__Short exercise__:
Write out each line exactly as given. Leave the pictures out of your copy.

__Dataset records__:
[start]
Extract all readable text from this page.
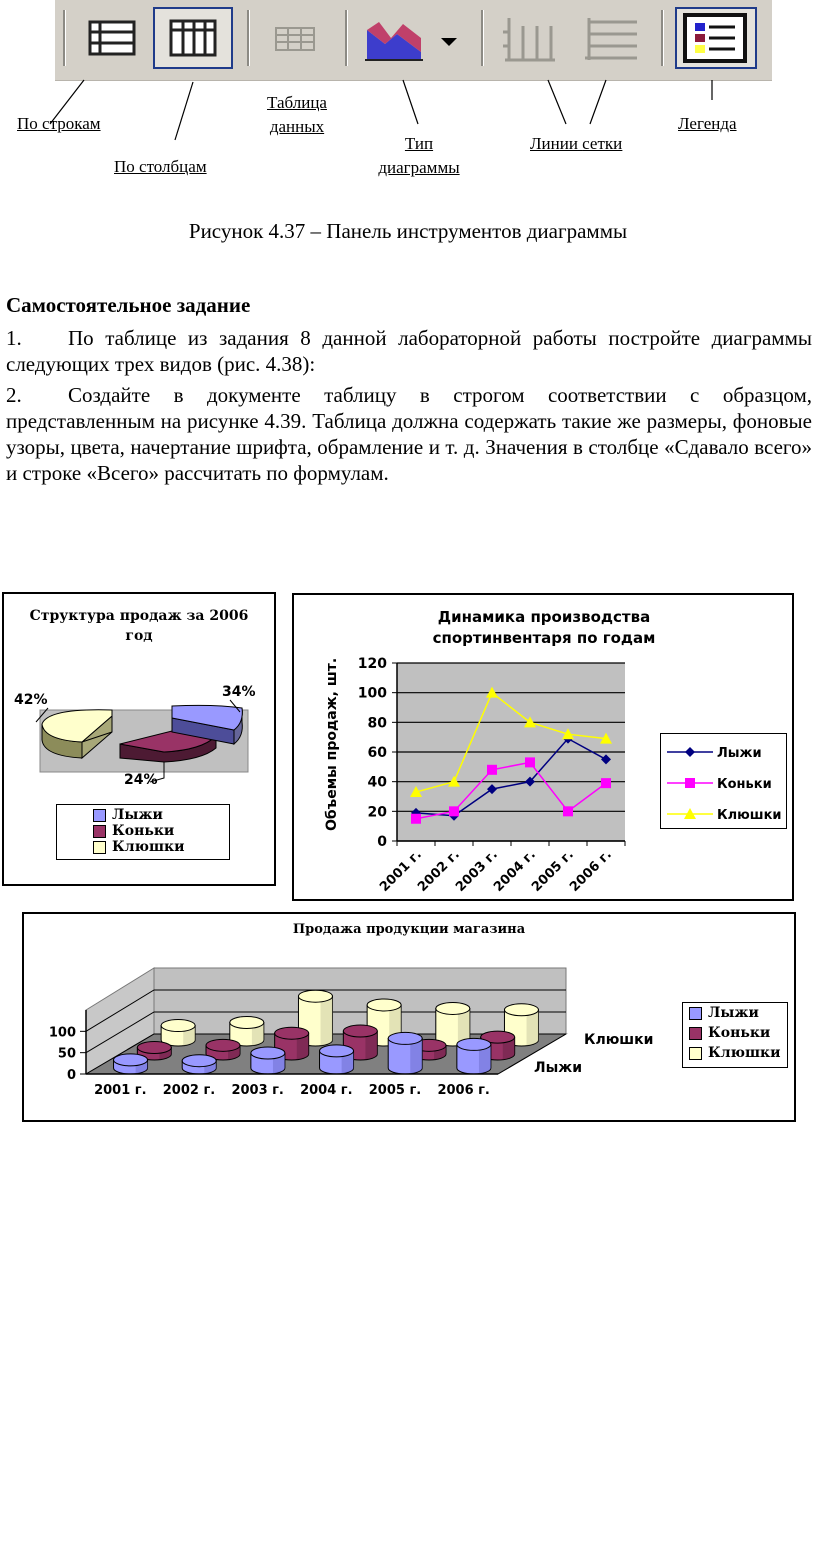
По строкам
По столбцам
Таблица
данных
Тип
диаграммы
Линии сетки
Легенда
Рисунок 4.37 – Панель инструментов диаграммы
Самостоятельное задание
1. По таблице из задания 8 данной лабораторной работы постройте диаграммы следующих трех видов (рис. 4.38):
2. Создайте в документе таблицу в строгом соответствии с образцом, представленным на рисунке 4.39. Таблица должна содержать такие же размеры, фоновые узоры, цвета, начертание шрифта, обрамление и т. д. Значения в столбце «Сдавало всего» и строке «Всего» рассчитать по формулам.
Структура продаж за 2006 год
42%	34%
24%
Лыжи
Коньки
Клюшки
Динамика производства спортинвентаря по годам
0
20
40
60
80
100
120
2001 г.
2002 г.
2003 г.
2004 г.
2005 г.
2006 г.
Объемы продаж, шт.	Лыжи
Коньки
Клюшки
Продажа продукции магазина
0
50
100
2001 г. 2002 г. 2003 г. 2004 г. 2005 г. 2006 г.
Клюшки
Лыжи
Лыжи
Коньки
Клюшки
[end]
__Answer to the problem__:
Extract all readable text from this page.
По строкам
По столбцам
Таблица
данных
Тип
диаграммы
Линии сетки
Легенда
Рисунок 4.37 – Панель инструментов диаграммы
Самостоятельное задание
1. По таблице из задания 8 данной лабораторной работы постройте диаграммы следующих трех видов (рис. 4.38):
2. Создайте в документе таблицу в строгом соответствии с образцом, представленным на рисунке 4.39. Таблица должна содержать такие же размеры, фоновые узоры, цвета, начертание шрифта, обрамление и т. д. Значения в столбце «Сдавало всего» и строке «Всего» рассчитать по формулам.
Структура продаж за 2006 год
42%	34%
24%
Лыжи
Коньки
Клюшки
Динамика производства спортинвентаря по годам
0
20
40
60
80
100
120
2001 г.
2002 г.
2003 г.
2004 г.
2005 г.
2006 г.
Объемы продаж, шт.	Лыжи
Коньки
Клюшки
Продажа продукции магазина
0
50
100
2001 г. 2002 г. 2003 г. 2004 г. 2005 г. 2006 г.
Клюшки
Лыжи
Лыжи
Коньки
Клюшки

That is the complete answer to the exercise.